(Records from a collection of figures)
# # # #

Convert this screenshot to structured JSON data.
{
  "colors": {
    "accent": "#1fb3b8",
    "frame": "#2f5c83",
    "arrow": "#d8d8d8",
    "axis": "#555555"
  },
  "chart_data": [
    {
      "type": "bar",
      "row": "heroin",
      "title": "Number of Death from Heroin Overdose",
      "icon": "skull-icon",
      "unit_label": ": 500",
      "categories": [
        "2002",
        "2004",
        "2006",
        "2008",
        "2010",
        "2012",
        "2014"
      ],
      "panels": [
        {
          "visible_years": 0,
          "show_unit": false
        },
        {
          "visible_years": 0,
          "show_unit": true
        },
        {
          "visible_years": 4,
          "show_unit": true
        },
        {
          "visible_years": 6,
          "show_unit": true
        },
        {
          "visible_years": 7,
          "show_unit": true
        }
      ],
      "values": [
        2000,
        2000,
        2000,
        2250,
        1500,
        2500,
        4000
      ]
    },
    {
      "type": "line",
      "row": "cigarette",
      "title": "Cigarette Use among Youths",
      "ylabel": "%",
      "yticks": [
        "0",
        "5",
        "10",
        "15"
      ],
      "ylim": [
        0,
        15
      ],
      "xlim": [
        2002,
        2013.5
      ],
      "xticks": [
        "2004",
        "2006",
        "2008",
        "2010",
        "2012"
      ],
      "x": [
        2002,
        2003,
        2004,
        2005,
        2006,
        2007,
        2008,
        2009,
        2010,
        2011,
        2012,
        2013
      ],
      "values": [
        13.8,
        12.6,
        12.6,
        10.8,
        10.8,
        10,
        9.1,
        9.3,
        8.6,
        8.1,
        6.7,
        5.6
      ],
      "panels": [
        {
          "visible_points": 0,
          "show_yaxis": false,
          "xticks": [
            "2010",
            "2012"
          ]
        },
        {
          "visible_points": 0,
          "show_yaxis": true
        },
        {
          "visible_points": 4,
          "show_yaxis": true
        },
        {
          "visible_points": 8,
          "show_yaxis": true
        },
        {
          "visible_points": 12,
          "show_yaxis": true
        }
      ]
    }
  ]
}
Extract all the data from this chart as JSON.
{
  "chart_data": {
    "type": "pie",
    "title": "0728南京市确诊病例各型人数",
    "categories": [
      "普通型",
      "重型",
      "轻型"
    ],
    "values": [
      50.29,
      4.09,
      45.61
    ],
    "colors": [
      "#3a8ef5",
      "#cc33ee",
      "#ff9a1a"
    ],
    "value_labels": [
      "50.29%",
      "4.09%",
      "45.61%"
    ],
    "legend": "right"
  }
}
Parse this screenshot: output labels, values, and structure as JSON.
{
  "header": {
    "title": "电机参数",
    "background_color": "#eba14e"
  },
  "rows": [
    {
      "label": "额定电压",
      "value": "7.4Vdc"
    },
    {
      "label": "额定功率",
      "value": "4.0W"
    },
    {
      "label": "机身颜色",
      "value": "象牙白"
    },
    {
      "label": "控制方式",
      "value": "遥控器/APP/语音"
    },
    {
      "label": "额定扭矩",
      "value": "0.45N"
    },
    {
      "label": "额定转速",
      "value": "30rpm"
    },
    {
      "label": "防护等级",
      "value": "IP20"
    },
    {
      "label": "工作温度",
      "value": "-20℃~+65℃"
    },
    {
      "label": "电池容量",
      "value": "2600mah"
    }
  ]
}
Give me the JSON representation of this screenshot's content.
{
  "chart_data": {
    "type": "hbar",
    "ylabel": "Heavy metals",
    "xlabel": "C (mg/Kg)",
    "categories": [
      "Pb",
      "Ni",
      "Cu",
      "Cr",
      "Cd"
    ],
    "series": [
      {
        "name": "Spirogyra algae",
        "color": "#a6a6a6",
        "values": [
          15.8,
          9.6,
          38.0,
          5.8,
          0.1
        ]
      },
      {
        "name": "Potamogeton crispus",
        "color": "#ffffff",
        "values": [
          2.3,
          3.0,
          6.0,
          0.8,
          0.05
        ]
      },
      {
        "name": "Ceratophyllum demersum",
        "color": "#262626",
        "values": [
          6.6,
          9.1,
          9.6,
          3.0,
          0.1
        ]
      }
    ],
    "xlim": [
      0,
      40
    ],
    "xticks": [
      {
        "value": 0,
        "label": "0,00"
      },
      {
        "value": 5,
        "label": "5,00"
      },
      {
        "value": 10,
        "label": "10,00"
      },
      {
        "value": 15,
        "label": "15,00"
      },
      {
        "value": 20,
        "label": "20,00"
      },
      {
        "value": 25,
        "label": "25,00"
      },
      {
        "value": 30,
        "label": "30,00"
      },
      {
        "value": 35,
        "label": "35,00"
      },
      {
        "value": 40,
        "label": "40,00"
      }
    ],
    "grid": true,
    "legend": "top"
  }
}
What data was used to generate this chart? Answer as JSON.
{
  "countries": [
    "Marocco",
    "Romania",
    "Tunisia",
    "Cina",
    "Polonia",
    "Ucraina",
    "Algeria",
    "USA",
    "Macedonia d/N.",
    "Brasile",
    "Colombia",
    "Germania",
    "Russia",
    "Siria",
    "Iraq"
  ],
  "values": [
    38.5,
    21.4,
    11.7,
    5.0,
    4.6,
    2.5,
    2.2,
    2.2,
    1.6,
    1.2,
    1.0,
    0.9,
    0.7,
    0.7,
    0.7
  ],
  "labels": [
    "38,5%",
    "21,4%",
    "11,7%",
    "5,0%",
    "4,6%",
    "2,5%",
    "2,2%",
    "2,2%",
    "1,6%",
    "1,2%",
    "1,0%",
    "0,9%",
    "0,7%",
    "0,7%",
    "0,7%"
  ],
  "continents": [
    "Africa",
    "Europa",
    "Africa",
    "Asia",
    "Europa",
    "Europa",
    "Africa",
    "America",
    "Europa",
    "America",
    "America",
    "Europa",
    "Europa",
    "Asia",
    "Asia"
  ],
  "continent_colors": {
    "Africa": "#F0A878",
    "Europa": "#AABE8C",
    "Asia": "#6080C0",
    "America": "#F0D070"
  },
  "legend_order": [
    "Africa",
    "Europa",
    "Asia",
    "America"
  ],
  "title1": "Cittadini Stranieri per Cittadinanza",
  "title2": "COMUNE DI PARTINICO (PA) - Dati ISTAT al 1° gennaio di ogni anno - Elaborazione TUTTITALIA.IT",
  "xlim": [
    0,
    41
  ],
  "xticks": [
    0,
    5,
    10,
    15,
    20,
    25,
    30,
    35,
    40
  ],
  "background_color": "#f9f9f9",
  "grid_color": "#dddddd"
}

# # # #

■ Directive
Above are some records; extract every one of them exactly.

■ Complete output
Convert this screenshot to structured JSON data.
{
  "colors": {
    "accent": "#1fb3b8",
    "frame": "#2f5c83",
    "arrow": "#d8d8d8",
    "axis": "#555555"
  },
  "chart_data": [
    {
      "type": "bar",
      "row": "heroin",
      "title": "Number of Death from Heroin Overdose",
      "icon": "skull-icon",
      "unit_label": ": 500",
      "categories": [
        "2002",
        "2004",
        "2006",
        "2008",
        "2010",
        "2012",
        "2014"
      ],
      "panels": [
        {
          "visible_years": 0,
          "show_unit": false
        },
        {
          "visible_years": 0,
          "show_unit": true
        },
        {
          "visible_years": 4,
          "show_unit": true
        },
        {
          "visible_years": 6,
          "show_unit": true
        },
        {
          "visible_years": 7,
          "show_unit": true
        }
      ],
      "values": [
        2000,
        2000,
        2000,
        2250,
        1500,
        2500,
        4000
      ]
    },
    {
      "type": "line",
      "row": "cigarette",
      "title": "Cigarette Use among Youths",
      "ylabel": "%",
      "yticks": [
        "0",
        "5",
        "10",
        "15"
      ],
      "ylim": [
        0,
        15
      ],
      "xlim": [
        2002,
        2013.5
      ],
      "xticks": [
        "2004",
        "2006",
        "2008",
        "2010",
        "2012"
      ],
      "x": [
        2002,
        2003,
        2004,
        2005,
        2006,
        2007,
        2008,
        2009,
        2010,
        2011,
        2012,
        2013
      ],
      "values": [
        13.8,
        12.6,
        12.6,
        10.8,
        10.8,
        10,
        9.1,
        9.3,
        8.6,
        8.1,
        6.7,
        5.6
      ],
      "panels": [
        {
          "visible_points": 0,
          "show_yaxis": false,
          "xticks": [
            "2010",
            "2012"
          ]
        },
        {
          "visible_points": 0,
          "show_yaxis": true
        },
        {
          "visible_points": 4,
          "show_yaxis": true
        },
        {
          "visible_points": 8,
          "show_yaxis": true
        },
        {
          "visible_points": 12,
          "show_yaxis": true
        }
      ]
    }
  ]
}
Extract all the data from this chart as JSON.
{
  "chart_data": {
    "type": "pie",
    "title": "0728南京市确诊病例各型人数",
    "categories": [
      "普通型",
      "重型",
      "轻型"
    ],
    "values": [
      50.29,
      4.09,
      45.61
    ],
    "colors": [
      "#3a8ef5",
      "#cc33ee",
      "#ff9a1a"
    ],
    "value_labels": [
      "50.29%",
      "4.09%",
      "45.61%"
    ],
    "legend": "right"
  }
}
Parse this screenshot: output labels, values, and structure as JSON.
{
  "header": {
    "title": "电机参数",
    "background_color": "#eba14e"
  },
  "rows": [
    {
      "label": "额定电压",
      "value": "7.4Vdc"
    },
    {
      "label": "额定功率",
      "value": "4.0W"
    },
    {
      "label": "机身颜色",
      "value": "象牙白"
    },
    {
      "label": "控制方式",
      "value": "遥控器/APP/语音"
    },
    {
      "label": "额定扭矩",
      "value": "0.45N"
    },
    {
      "label": "额定转速",
      "value": "30rpm"
    },
    {
      "label": "防护等级",
      "value": "IP20"
    },
    {
      "label": "工作温度",
      "value": "-20℃~+65℃"
    },
    {
      "label": "电池容量",
      "value": "2600mah"
    }
  ]
}
Give me the JSON representation of this screenshot's content.
{
  "chart_data": {
    "type": "hbar",
    "ylabel": "Heavy metals",
    "xlabel": "C (mg/Kg)",
    "categories": [
      "Pb",
      "Ni",
      "Cu",
      "Cr",
      "Cd"
    ],
    "series": [
      {
        "name": "Spirogyra algae",
        "color": "#a6a6a6",
        "values": [
          15.8,
          9.6,
          38.0,
          5.8,
          0.1
        ]
      },
      {
        "name": "Potamogeton crispus",
        "color": "#ffffff",
        "values": [
          2.3,
          3.0,
          6.0,
          0.8,
          0.05
        ]
      },
      {
        "name": "Ceratophyllum demersum",
        "color": "#262626",
        "values": [
          6.6,
          9.1,
          9.6,
          3.0,
          0.1
        ]
      }
    ],
    "xlim": [
      0,
      40
    ],
    "xticks": [
      {
        "value": 0,
        "label": "0,00"
      },
      {
        "value": 5,
        "label": "5,00"
      },
      {
        "value": 10,
        "label": "10,00"
      },
      {
        "value": 15,
        "label": "15,00"
      },
      {
        "value": 20,
        "label": "20,00"
      },
      {
        "value": 25,
        "label": "25,00"
      },
      {
        "value": 30,
        "label": "30,00"
      },
      {
        "value": 35,
        "label": "35,00"
      },
      {
        "value": 40,
        "label": "40,00"
      }
    ],
    "grid": true,
    "legend": "top"
  }
}
What data was used to generate this chart? Answer as JSON.
{
  "countries": [
    "Marocco",
    "Romania",
    "Tunisia",
    "Cina",
    "Polonia",
    "Ucraina",
    "Algeria",
    "USA",
    "Macedonia d/N.",
    "Brasile",
    "Colombia",
    "Germania",
    "Russia",
    "Siria",
    "Iraq"
  ],
  "values": [
    38.5,
    21.4,
    11.7,
    5.0,
    4.6,
    2.5,
    2.2,
    2.2,
    1.6,
    1.2,
    1.0,
    0.9,
    0.7,
    0.7,
    0.7
  ],
  "labels": [
    "38,5%",
    "21,4%",
    "11,7%",
    "5,0%",
    "4,6%",
    "2,5%",
    "2,2%",
    "2,2%",
    "1,6%",
    "1,2%",
    "1,0%",
    "0,9%",
    "0,7%",
    "0,7%",
    "0,7%"
  ],
  "continents": [
    "Africa",
    "Europa",
    "Africa",
    "Asia",
    "Europa",
    "Europa",
    "Africa",
    "America",
    "Europa",
    "America",
    "America",
    "Europa",
    "Europa",
    "Asia",
    "Asia"
  ],
  "continent_colors": {
    "Africa": "#F0A878",
    "Europa": "#AABE8C",
    "Asia": "#6080C0",
    "America": "#F0D070"
  },
  "legend_order": [
    "Africa",
    "Europa",
    "Asia",
    "America"
  ],
  "title1": "Cittadini Stranieri per Cittadinanza",
  "title2": "COMUNE DI PARTINICO (PA) - Dati ISTAT al 1° gennaio di ogni anno - Elaborazione TUTTITALIA.IT",
  "xlim": [
    0,
    41
  ],
  "xticks": [
    0,
    5,
    10,
    15,
    20,
    25,
    30,
    35,
    40
  ],
  "background_color": "#f9f9f9",
  "grid_color": "#dddddd"
}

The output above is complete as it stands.